[SUPPLIED DATA start]

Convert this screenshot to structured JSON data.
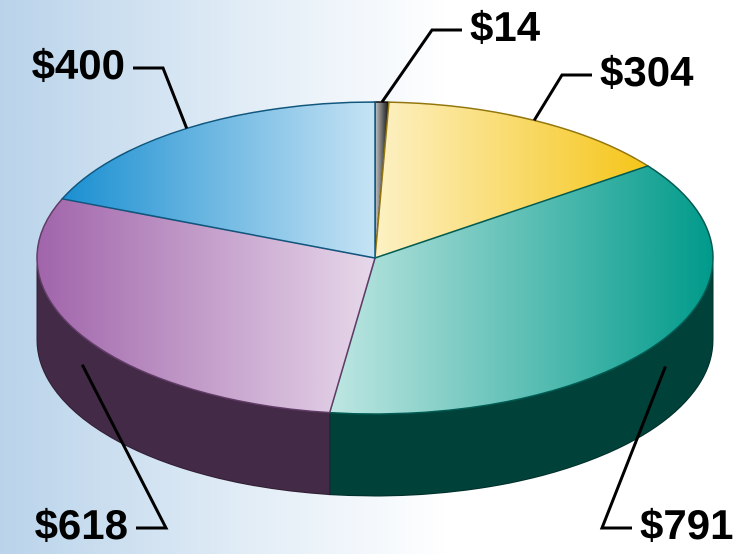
{
  "chart_data": {
    "type": "pie3d",
    "categories": [
      null,
      null,
      null,
      null,
      null
    ],
    "values": [
      14,
      304,
      791,
      618,
      400
    ],
    "value_labels": [
      "$14",
      "$304",
      "$791",
      "$618",
      "$400"
    ],
    "colors": [
      "#111111",
      "#f5c518",
      "#009a8a",
      "#a064aa",
      "#1a8fd1"
    ]
  }
}
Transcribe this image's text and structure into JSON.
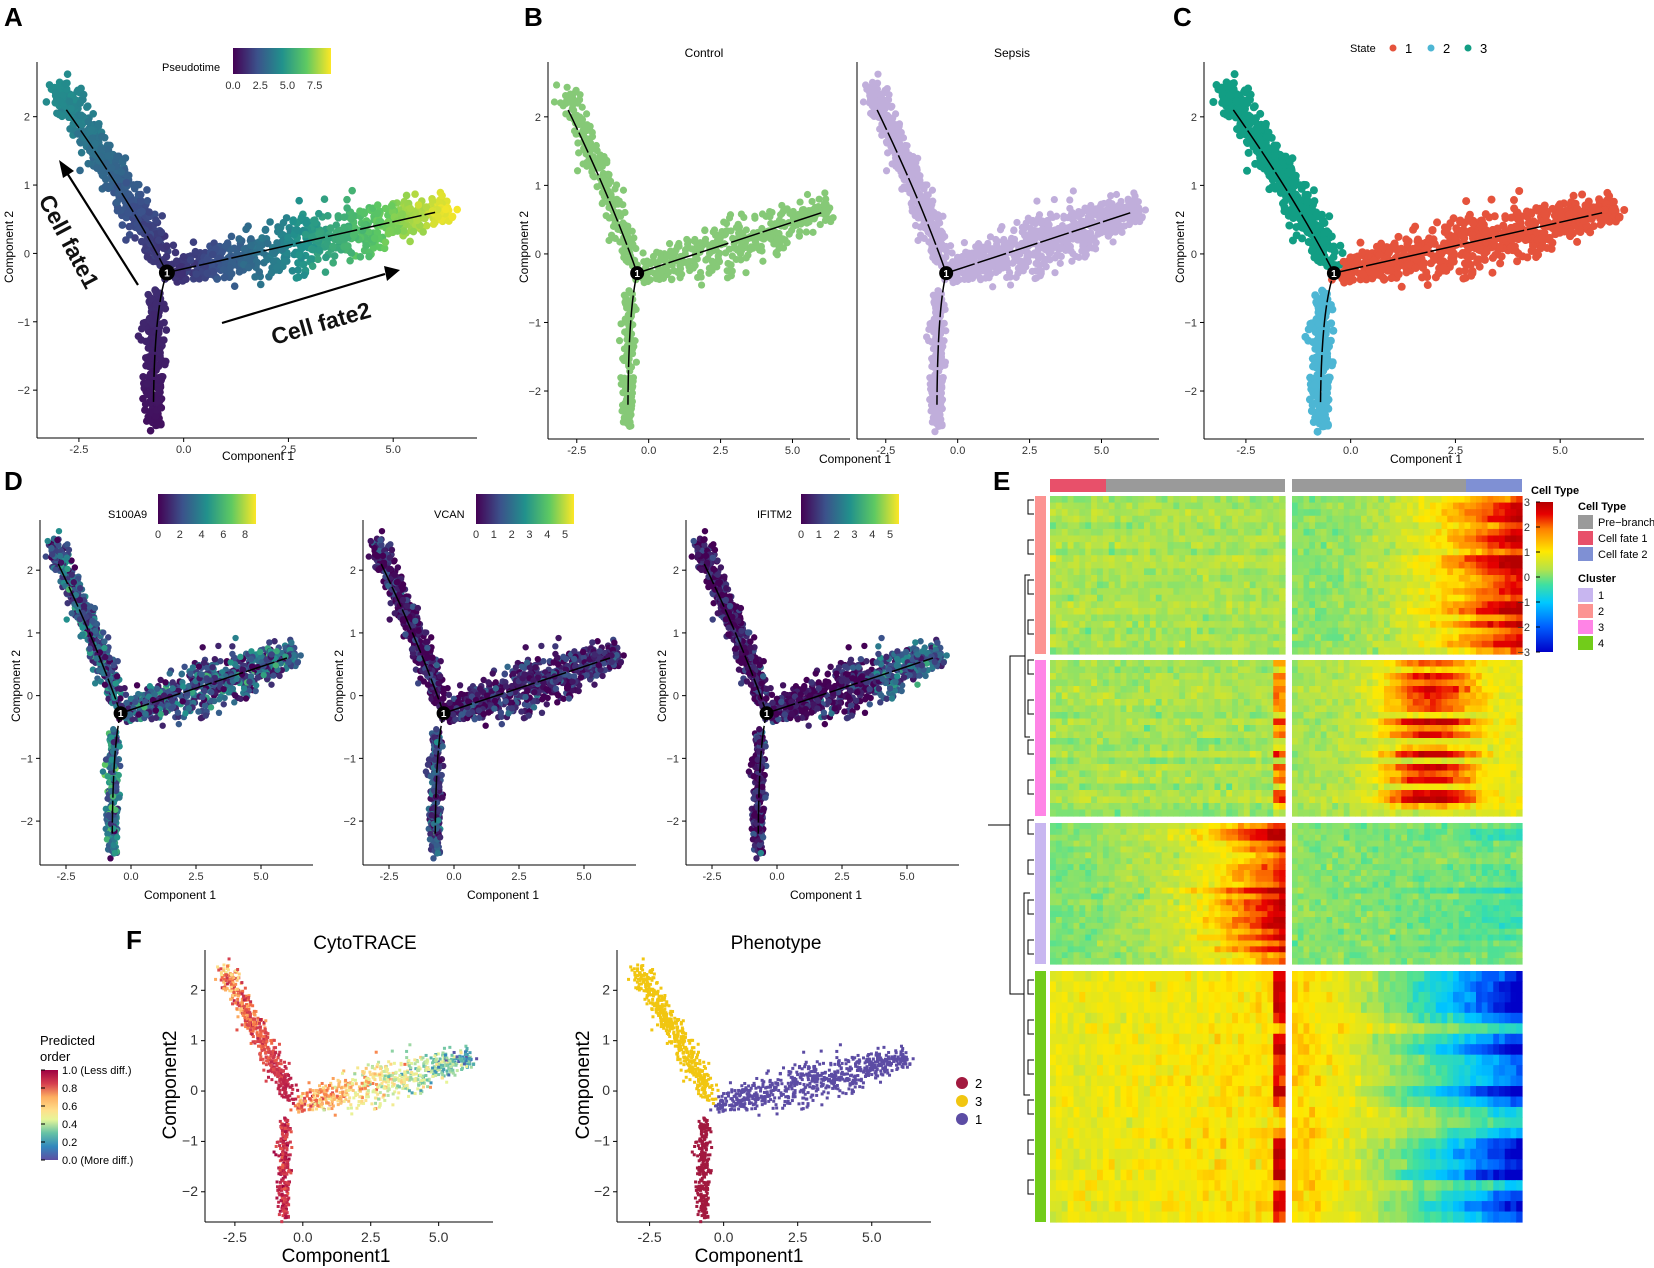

[SUPPLIED DATA end]

◆ **GIVEN INSTRUCTION**:
Make an exact copy of the records shown above, without the pictures.

◆ **TASK RESPONSE**:
Convert this screenshot to structured JSON data.
{
  "chart_data": {
    "type": "pie3d",
    "categories": [
      null,
      null,
      null,
      null,
      null
    ],
    "values": [
      14,
      304,
      791,
      618,
      400
    ],
    "value_labels": [
      "$14",
      "$304",
      "$791",
      "$618",
      "$400"
    ],
    "colors": [
      "#111111",
      "#f5c518",
      "#009a8a",
      "#a064aa",
      "#1a8fd1"
    ]
  }
}
Transcribe this image's text and structure into JSON.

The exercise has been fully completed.